(Exercise details): What you return should match every entry, character for character.

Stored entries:
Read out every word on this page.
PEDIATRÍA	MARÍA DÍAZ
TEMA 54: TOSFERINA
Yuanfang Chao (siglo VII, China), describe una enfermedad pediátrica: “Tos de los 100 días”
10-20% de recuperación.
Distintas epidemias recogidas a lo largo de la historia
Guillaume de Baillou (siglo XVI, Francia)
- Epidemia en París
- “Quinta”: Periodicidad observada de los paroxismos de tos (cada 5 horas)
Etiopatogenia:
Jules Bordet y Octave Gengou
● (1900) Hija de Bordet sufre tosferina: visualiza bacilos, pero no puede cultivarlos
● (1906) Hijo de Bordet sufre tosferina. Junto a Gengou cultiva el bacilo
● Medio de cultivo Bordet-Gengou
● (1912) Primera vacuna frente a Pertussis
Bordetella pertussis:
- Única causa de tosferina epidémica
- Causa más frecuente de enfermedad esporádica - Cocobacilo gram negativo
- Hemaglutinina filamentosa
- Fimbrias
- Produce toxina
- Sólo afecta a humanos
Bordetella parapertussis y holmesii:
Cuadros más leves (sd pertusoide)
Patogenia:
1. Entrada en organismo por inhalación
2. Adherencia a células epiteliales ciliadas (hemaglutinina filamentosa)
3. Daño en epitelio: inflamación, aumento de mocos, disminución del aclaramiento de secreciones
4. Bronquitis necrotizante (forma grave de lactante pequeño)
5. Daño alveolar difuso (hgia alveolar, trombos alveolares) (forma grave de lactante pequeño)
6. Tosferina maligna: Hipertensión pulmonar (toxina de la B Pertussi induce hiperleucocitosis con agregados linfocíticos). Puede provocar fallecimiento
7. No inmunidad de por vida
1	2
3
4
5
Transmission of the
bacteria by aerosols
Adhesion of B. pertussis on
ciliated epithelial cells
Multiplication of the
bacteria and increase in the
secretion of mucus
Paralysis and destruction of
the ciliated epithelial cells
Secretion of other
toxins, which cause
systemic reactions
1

(Written response):
Read out every word on this page.
PEDIATRÍA	MARÍA DÍAZ
TEMA 54: TOSFERINA
Yuanfang Chao (siglo VII, China), describe una enfermedad pediátrica: “Tos de los 100 días”
10-20% de recuperación.
Distintas epidemias recogidas a lo largo de la historia
Guillaume de Baillou (siglo XVI, Francia)
- Epidemia en París
- “Quinta”: Periodicidad observada de los paroxismos de tos (cada 5 horas)
Etiopatogenia:
Jules Bordet y Octave Gengou
● (1900) Hija de Bordet sufre tosferina: visualiza bacilos, pero no puede cultivarlos
● (1906) Hijo de Bordet sufre tosferina. Junto a Gengou cultiva el bacilo
● Medio de cultivo Bordet-Gengou
● (1912) Primera vacuna frente a Pertussis
Bordetella pertussis:
- Única causa de tosferina epidémica
- Causa más frecuente de enfermedad esporádica - Cocobacilo gram negativo
- Hemaglutinina filamentosa
- Fimbrias
- Produce toxina
- Sólo afecta a humanos
Bordetella parapertussis y holmesii:
Cuadros más leves (sd pertusoide)
Patogenia:
1. Entrada en organismo por inhalación
2. Adherencia a células epiteliales ciliadas (hemaglutinina filamentosa)
3. Daño en epitelio: inflamación, aumento de mocos, disminución del aclaramiento de secreciones
4. Bronquitis necrotizante (forma grave de lactante pequeño)
5. Daño alveolar difuso (hgia alveolar, trombos alveolares) (forma grave de lactante pequeño)
6. Tosferina maligna: Hipertensión pulmonar (toxina de la B Pertussi induce hiperleucocitosis con agregados linfocíticos). Puede provocar fallecimiento
7. No inmunidad de por vida
1	2
3
4
5
Transmission of the
bacteria by aerosols
Adhesion of B. pertussis on
ciliated epithelial cells
Multiplication of the
bacteria and increase in the
secretion of mucus
Paralysis and destruction of
the ciliated epithelial cells
Secretion of other
toxins, which cause
systemic reactions
1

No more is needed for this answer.